▶ [INSTRUCTIONS FOR THE TASK]
Select, from the material below, each line with "Quectel" in it.

▶ [PROVIDED DATA]
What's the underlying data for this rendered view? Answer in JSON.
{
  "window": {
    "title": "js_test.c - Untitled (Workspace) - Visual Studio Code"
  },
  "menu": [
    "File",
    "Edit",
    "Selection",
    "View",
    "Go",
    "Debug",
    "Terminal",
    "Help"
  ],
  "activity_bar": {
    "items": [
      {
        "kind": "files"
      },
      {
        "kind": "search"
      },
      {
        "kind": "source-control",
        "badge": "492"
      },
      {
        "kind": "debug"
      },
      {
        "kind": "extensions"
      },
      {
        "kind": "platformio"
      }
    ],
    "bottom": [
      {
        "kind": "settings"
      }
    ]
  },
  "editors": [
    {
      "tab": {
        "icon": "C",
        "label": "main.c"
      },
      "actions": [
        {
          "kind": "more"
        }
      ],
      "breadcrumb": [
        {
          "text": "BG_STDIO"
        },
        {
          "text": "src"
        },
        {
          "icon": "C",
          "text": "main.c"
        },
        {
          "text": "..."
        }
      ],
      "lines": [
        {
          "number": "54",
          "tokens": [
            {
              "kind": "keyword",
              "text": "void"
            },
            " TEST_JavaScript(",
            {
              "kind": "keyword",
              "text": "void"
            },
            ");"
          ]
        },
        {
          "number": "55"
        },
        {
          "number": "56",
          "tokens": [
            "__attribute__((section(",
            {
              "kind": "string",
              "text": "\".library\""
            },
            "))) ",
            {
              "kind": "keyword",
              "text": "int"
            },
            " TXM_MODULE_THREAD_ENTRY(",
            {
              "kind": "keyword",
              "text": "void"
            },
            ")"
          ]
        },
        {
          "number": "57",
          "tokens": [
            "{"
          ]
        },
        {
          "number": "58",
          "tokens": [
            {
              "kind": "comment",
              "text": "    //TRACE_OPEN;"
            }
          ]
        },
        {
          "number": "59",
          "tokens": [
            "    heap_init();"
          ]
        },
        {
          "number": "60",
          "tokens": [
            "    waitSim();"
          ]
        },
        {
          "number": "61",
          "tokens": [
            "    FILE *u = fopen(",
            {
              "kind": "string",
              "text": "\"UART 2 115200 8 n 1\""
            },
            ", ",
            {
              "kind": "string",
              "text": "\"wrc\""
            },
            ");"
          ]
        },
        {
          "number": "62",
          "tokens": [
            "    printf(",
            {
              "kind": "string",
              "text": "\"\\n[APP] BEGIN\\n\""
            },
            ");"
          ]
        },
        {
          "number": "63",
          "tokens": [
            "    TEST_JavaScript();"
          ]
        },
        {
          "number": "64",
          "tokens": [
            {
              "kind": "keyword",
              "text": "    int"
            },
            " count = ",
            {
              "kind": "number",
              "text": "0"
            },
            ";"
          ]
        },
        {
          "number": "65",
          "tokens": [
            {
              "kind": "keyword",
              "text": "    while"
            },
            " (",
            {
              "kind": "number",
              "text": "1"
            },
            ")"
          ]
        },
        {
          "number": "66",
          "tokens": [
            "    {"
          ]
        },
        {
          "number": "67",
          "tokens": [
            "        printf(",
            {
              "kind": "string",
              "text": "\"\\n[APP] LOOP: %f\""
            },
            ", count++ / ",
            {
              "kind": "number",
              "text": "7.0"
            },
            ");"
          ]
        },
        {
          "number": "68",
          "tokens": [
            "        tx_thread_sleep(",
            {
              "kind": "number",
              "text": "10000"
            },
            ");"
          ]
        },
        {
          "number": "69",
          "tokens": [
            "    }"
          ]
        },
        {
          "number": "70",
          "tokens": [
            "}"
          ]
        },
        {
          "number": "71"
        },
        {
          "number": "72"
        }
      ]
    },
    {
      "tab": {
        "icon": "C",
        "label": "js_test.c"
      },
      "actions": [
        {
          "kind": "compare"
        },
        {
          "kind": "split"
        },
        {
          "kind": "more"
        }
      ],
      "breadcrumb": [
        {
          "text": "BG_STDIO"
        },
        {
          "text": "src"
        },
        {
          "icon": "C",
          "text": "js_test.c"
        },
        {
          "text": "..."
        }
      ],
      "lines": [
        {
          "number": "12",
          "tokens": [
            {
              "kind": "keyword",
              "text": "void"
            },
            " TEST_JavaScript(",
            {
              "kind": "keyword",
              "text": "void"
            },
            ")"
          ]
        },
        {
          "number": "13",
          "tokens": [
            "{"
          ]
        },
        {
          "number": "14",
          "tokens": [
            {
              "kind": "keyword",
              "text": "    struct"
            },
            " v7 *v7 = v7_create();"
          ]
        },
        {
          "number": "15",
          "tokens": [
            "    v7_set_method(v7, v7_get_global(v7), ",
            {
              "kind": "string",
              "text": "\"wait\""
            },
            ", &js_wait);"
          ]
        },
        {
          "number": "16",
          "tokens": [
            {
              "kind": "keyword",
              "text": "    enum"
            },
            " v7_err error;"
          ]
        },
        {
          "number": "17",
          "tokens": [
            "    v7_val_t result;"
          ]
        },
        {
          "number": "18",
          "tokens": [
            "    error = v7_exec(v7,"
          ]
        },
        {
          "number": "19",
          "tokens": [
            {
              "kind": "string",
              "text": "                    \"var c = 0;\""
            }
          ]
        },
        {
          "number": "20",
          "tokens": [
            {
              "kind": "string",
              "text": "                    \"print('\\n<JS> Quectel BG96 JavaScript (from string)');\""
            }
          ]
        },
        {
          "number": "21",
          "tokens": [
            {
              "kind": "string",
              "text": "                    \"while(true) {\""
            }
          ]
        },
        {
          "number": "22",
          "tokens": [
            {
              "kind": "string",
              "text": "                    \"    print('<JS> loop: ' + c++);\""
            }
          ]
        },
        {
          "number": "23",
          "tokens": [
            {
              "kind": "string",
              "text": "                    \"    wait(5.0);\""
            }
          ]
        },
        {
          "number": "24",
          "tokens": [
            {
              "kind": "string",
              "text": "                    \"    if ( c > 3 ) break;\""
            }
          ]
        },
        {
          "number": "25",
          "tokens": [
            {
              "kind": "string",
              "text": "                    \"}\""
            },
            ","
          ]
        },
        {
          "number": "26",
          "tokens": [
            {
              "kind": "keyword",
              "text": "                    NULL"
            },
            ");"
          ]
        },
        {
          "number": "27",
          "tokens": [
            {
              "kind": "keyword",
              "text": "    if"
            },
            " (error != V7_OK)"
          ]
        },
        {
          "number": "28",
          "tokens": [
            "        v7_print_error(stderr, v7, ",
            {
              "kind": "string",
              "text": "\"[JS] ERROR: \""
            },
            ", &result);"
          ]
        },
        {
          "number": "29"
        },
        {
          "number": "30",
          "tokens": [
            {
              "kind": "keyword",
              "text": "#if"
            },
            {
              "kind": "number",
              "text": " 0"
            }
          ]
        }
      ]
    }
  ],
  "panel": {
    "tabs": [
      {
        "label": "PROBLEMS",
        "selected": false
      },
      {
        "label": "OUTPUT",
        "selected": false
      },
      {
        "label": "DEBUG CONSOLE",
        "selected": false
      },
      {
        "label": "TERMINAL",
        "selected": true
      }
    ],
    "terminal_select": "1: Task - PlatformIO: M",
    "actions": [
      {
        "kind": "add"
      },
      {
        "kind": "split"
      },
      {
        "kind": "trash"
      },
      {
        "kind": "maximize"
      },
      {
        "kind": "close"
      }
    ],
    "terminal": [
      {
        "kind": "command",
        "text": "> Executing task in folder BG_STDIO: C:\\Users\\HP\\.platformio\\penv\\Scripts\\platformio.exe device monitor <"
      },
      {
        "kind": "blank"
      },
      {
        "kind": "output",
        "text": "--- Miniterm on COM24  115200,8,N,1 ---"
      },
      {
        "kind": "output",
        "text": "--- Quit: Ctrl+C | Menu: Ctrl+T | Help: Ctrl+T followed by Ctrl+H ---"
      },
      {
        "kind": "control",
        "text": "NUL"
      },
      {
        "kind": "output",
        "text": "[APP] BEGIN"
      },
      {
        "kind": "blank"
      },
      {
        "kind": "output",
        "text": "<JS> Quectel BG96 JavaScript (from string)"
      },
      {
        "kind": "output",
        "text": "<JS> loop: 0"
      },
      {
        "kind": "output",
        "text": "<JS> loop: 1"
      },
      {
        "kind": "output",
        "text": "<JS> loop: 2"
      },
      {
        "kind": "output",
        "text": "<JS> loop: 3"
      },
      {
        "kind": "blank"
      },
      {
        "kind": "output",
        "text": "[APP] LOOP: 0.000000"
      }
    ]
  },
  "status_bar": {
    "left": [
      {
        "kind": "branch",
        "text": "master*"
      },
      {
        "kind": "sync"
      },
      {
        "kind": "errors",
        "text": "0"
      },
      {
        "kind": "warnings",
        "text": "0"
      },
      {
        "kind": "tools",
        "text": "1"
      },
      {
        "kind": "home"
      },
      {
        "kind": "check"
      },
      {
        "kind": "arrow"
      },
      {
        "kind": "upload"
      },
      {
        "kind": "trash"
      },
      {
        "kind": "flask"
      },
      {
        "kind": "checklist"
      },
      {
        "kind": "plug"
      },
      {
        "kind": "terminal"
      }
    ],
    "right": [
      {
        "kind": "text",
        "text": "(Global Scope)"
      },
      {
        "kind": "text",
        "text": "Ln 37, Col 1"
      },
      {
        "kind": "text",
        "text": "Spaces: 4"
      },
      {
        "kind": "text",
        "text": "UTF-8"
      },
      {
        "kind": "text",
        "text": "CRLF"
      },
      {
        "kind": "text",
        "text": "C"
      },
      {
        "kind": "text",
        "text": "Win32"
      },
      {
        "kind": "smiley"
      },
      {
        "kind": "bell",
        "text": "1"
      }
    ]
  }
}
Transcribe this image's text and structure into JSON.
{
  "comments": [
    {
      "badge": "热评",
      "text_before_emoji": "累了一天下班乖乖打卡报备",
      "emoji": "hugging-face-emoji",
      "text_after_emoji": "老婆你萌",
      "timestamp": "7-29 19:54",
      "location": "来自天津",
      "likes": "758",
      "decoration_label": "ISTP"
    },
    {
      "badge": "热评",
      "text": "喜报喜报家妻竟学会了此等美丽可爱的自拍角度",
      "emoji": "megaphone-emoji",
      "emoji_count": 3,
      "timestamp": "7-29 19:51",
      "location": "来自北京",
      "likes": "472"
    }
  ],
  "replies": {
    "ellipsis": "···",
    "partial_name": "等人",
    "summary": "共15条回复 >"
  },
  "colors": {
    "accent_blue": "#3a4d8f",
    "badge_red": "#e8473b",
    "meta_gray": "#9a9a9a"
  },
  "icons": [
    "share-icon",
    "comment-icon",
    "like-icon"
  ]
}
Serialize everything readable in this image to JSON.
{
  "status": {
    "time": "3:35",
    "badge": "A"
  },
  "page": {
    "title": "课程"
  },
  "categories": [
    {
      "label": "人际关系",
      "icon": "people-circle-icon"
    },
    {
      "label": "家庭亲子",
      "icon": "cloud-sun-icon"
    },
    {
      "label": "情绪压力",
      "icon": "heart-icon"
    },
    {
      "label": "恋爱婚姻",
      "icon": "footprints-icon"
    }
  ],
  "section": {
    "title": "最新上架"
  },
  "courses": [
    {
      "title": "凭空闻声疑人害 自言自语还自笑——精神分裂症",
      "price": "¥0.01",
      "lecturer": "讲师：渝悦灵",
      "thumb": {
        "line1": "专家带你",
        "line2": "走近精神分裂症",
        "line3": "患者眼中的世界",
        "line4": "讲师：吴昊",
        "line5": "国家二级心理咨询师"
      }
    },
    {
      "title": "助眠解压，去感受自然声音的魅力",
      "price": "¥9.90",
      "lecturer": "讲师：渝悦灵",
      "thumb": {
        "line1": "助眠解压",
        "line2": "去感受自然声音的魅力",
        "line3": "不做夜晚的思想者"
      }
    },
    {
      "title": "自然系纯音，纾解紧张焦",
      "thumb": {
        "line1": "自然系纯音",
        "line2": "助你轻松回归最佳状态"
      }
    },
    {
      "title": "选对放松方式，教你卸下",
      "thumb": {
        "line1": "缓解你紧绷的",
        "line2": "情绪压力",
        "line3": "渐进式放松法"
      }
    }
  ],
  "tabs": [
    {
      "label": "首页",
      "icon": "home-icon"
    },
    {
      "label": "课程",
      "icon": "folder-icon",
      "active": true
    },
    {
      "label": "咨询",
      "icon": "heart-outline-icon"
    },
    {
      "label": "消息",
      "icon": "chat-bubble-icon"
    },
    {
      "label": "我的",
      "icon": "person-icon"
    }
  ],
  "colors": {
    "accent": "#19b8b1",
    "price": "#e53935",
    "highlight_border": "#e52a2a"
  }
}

▶ [RESULT]
              "text": "                    \"print('\\n<JS> Quectel BG96 JavaScript (from string)');\""
        "text": "<JS> Quectel BG96 JavaScript (from string)"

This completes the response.